>> BEGIN

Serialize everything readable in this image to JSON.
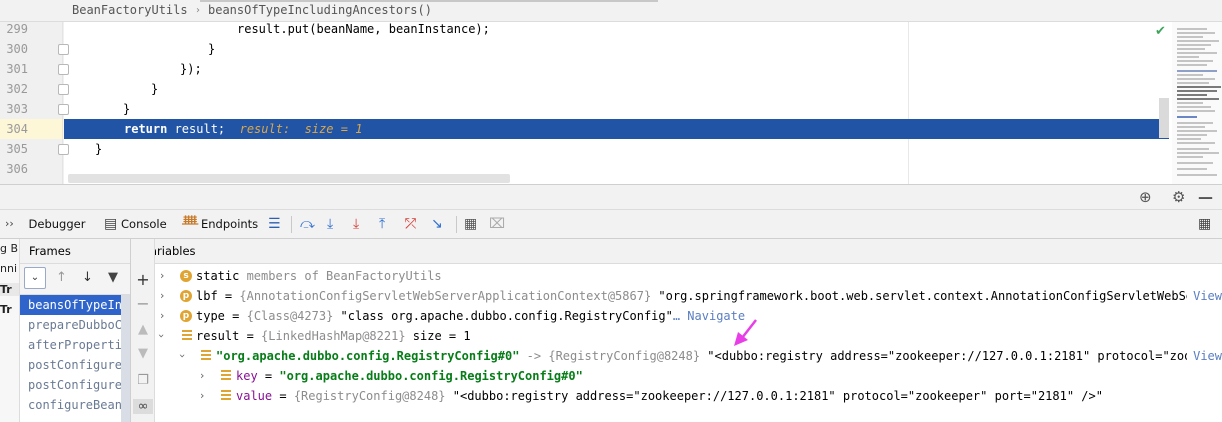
{
  "breadcrumb": {
    "class_name": "BeanFactoryUtils",
    "method_name": "beansOfTypeIncludingAncestors()"
  },
  "editor": {
    "lines": [
      {
        "num": "299",
        "code": "result.put(beanName, beanInstance);"
      },
      {
        "num": "300",
        "code": "}"
      },
      {
        "num": "301",
        "code": "});"
      },
      {
        "num": "302",
        "code": "}"
      },
      {
        "num": "303",
        "code": "}"
      },
      {
        "num": "304",
        "kw": "return",
        "code": " result;",
        "inline_value": "result:  size = 1"
      },
      {
        "num": "305",
        "code": "}"
      },
      {
        "num": "306",
        "code": ""
      }
    ]
  },
  "debug_toolbar": {
    "tabs": {
      "debugger": "Debugger",
      "console": "Console",
      "endpoints": "Endpoints"
    },
    "stub_lines": [
      "g B",
      "nni",
      "Tr",
      "Tr"
    ]
  },
  "frames": {
    "header": "Frames",
    "items": [
      "beansOfTypeIncl",
      "prepareDubboCon",
      "afterProperties",
      "postConfigureBe",
      "postConfigureBe",
      "configureBean:1"
    ]
  },
  "variables": {
    "header": "Variables",
    "rows": [
      {
        "badge": "s",
        "name": "static",
        "rest": " members of BeanFactoryUtils"
      },
      {
        "badge": "p",
        "name": "lbf",
        "eq": " = ",
        "ref": "{AnnotationConfigServletWebServerApplicationContext@5867}",
        "str": " \"org.springframework.boot.web.servlet.context.AnnotationConfigServletWebServ",
        "view": "View"
      },
      {
        "badge": "p",
        "name": "type",
        "eq": " = ",
        "ref": "{Class@4273}",
        "str": " \"class org.apache.dubbo.config.RegistryConfig\"",
        "action": "… Navigate"
      },
      {
        "name": "result",
        "eq": " = ",
        "ref": "{LinkedHashMap@8221}",
        "size": "  size = 1"
      },
      {
        "key": "\"org.apache.dubbo.config.RegistryConfig#0\"",
        "arrow": " -> ",
        "ref": "{RegistryConfig@8248}",
        "str": " \"<dubbo:registry address=\"zookeeper://127.0.0.1:2181\" protocol=\"zooke",
        "view": "View"
      },
      {
        "name": "key",
        "eq": " = ",
        "str": "\"org.apache.dubbo.config.RegistryConfig#0\""
      },
      {
        "name": "value",
        "eq": " = ",
        "ref": "{RegistryConfig@8248}",
        "str": " \"<dubbo:registry address=\"zookeeper://127.0.0.1:2181\" protocol=\"zookeeper\" port=\"2181\" />\""
      }
    ]
  },
  "colors": {
    "execution_line": "#2154a4",
    "selected_frame": "#2f65ca",
    "field_badge": "#e0a432",
    "string_value": "#067d17",
    "annotation_arrow": "#e83ee8"
  },
  "icons": [
    "check-icon",
    "crosshair-icon",
    "gear-icon",
    "minimize-icon",
    "layout-icon",
    "plus-icon",
    "minus-icon",
    "glasses-icon",
    "filter-icon"
  ]
}
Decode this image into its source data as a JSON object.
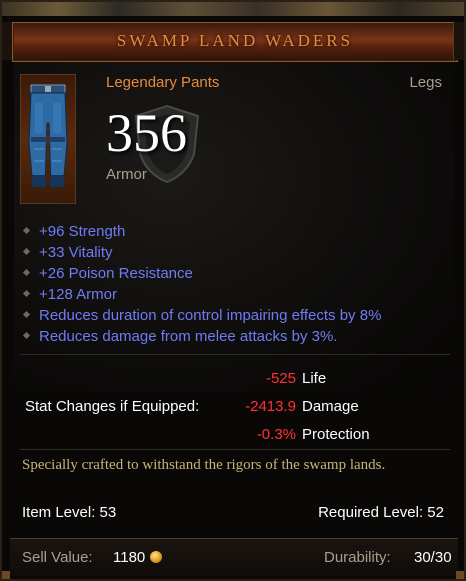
{
  "item": {
    "name": "SWAMP LAND WADERS",
    "rarity_type": "Legendary Pants",
    "slot": "Legs",
    "armor_value": "356",
    "armor_label": "Armor",
    "icon": "pants-icon",
    "affixes": [
      "+96 Strength",
      "+33 Vitality",
      "+26 Poison Resistance",
      "+128 Armor",
      "Reduces duration of control impairing effects by 8%",
      "Reduces damage from melee attacks by 3%."
    ],
    "stat_changes": {
      "label": "Stat Changes if Equipped:",
      "rows": [
        {
          "value": "-525",
          "name": "Life"
        },
        {
          "value": "-2413.9",
          "name": "Damage"
        },
        {
          "value": "-0.3%",
          "name": "Protection"
        }
      ]
    },
    "flavor_text": "Specially crafted to withstand the rigors of the swamp lands.",
    "item_level": "Item Level: 53",
    "required_level": "Required Level: 52",
    "sell_label": "Sell Value:",
    "sell_value": "1180",
    "durability_label": "Durability:",
    "durability_value": "30/30"
  },
  "colors": {
    "legendary": "#e88a3a",
    "magic_affix": "#6f7cf4",
    "stat_negative": "#ff3232",
    "flavor": "#c8b27a",
    "label_gray": "#a89f8f"
  }
}
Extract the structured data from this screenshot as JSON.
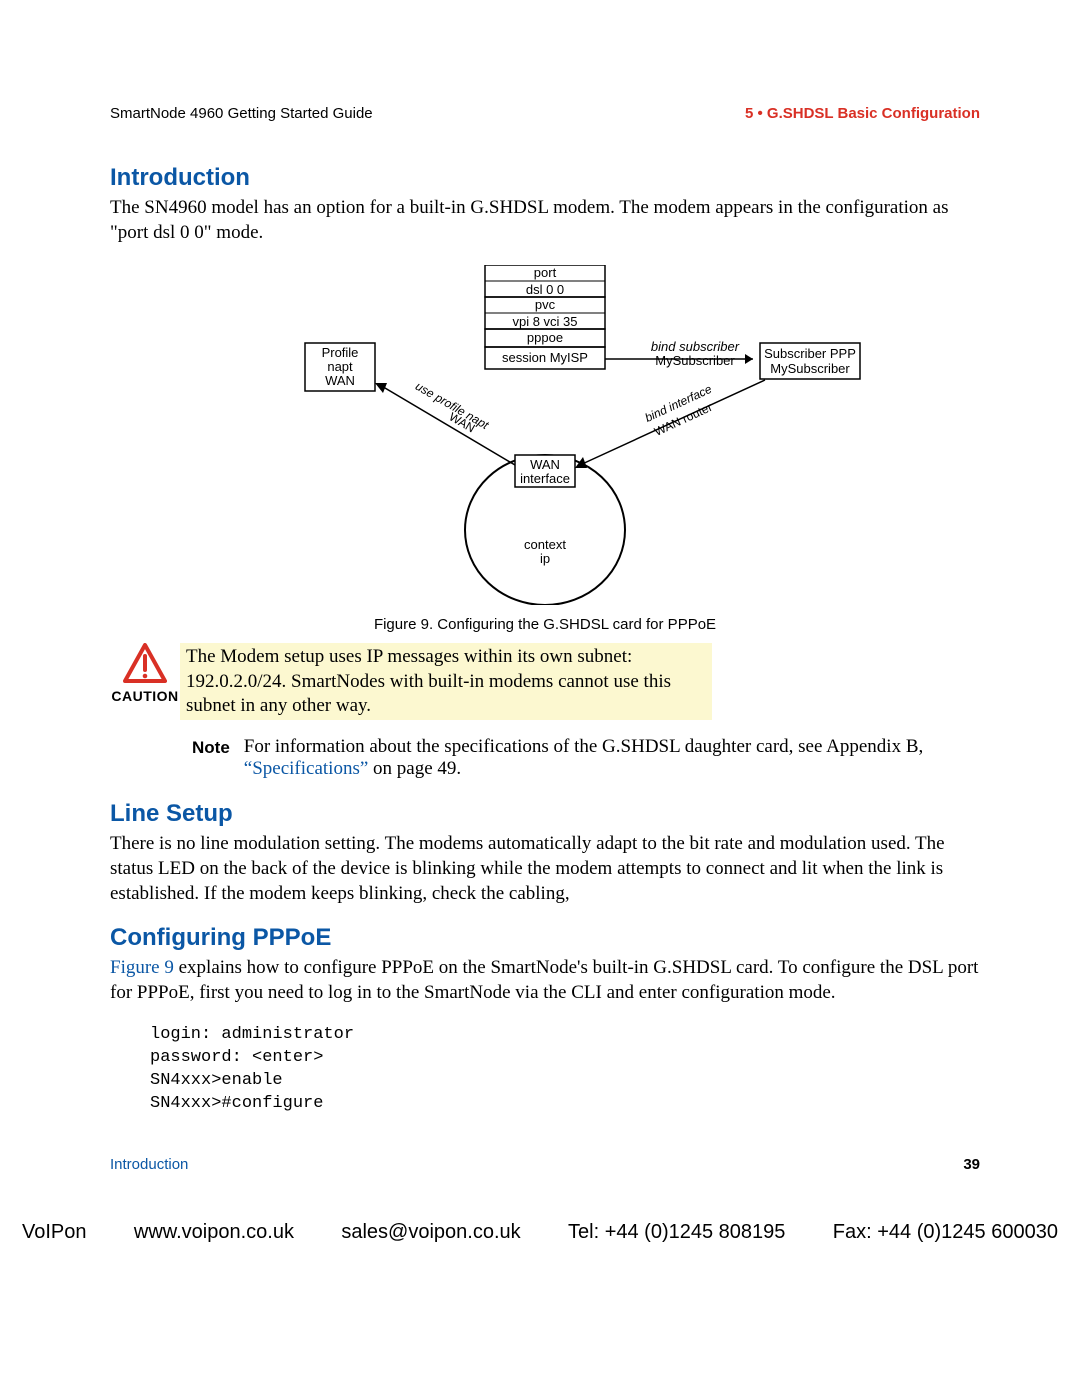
{
  "header": {
    "left": "SmartNode 4960 Getting Started Guide",
    "right": "5 • G.SHDSL Basic Configuration"
  },
  "sections": {
    "intro_heading": "Introduction",
    "intro_body": "The SN4960 model has an option for a built-in G.SHDSL modem. The modem appears in the configuration as \"port dsl 0 0\" mode.",
    "line_heading": "Line Setup",
    "line_body": "There is no line modulation setting. The modems automatically adapt to the bit rate and modulation used. The status LED on the back of the device is blinking while the modem attempts to connect and lit when the link is established. If the modem keeps blinking, check the cabling,",
    "pppoe_heading": "Configuring PPPoE",
    "pppoe_body_pre": " explains how to configure PPPoE on the SmartNode's built-in G.SHDSL card. To configure the DSL port for PPPoE, first you need to log in to the SmartNode via the CLI and enter configuration mode.",
    "pppoe_link": "Figure 9"
  },
  "figure": {
    "caption": "Figure 9. Configuring the G.SHDSL card for PPPoE",
    "blocks": {
      "port_top": "port",
      "port_bottom": "dsl   0   0",
      "pvc_top": "pvc",
      "pvc_bottom": "vpi  8      vci  35",
      "pppoe": "pppoe",
      "session": "session MyISP",
      "profile_l1": "Profile",
      "profile_l2": "napt",
      "profile_l3": "WAN",
      "sub_l1": "Subscriber PPP",
      "sub_l2": "MySubscriber",
      "bind_sub_l1": "bind subscriber",
      "bind_sub_l2": "MySubscriber",
      "use_profile_l1": "use profile napt",
      "use_profile_l2": "WAN",
      "bind_if_l1": "bind interface",
      "bind_if_l2": "WAN router",
      "wan_l1": "WAN",
      "wan_l2": "interface",
      "ctx_l1": "context",
      "ctx_l2": "ip"
    }
  },
  "caution": {
    "label": "CAUTION",
    "text": "The Modem setup uses IP messages within its own subnet: 192.0.2.0/24. SmartNodes with built-in modems cannot use this subnet in any other way."
  },
  "note": {
    "label": "Note",
    "pre": "For information about the specifications of the G.SHDSL daughter card, see Appendix B, ",
    "link": "“Specifications”",
    "post": " on page 49."
  },
  "code": "login: administrator\npassword: <enter>\nSN4xxx>enable\nSN4xxx>#configure",
  "footer": {
    "left": "Introduction",
    "right": "39"
  },
  "contact": {
    "company": "VoIPon",
    "url": "www.voipon.co.uk",
    "email": "sales@voipon.co.uk",
    "tel": "Tel: +44 (0)1245 808195",
    "fax": "Fax: +44 (0)1245 600030"
  }
}
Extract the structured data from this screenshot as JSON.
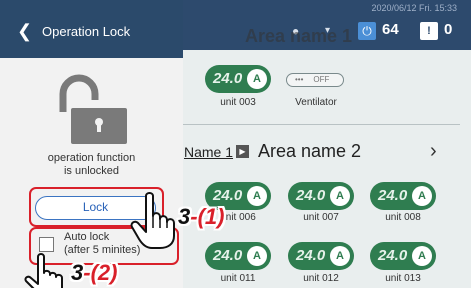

>> END

_THE PROBLEM_. Which lines contain the word "address"? Copy each one.

_RESPONSE TO THE TASK_.
        "str": " \"<dubbo:registry address=\"zookeeper://127.0.0.1:2181\" protocol=\"zooke",
        "str": " \"<dubbo:registry address=\"zookeeper://127.0.0.1:2181\" protocol=\"zookeeper\" port=\"2181\" />\""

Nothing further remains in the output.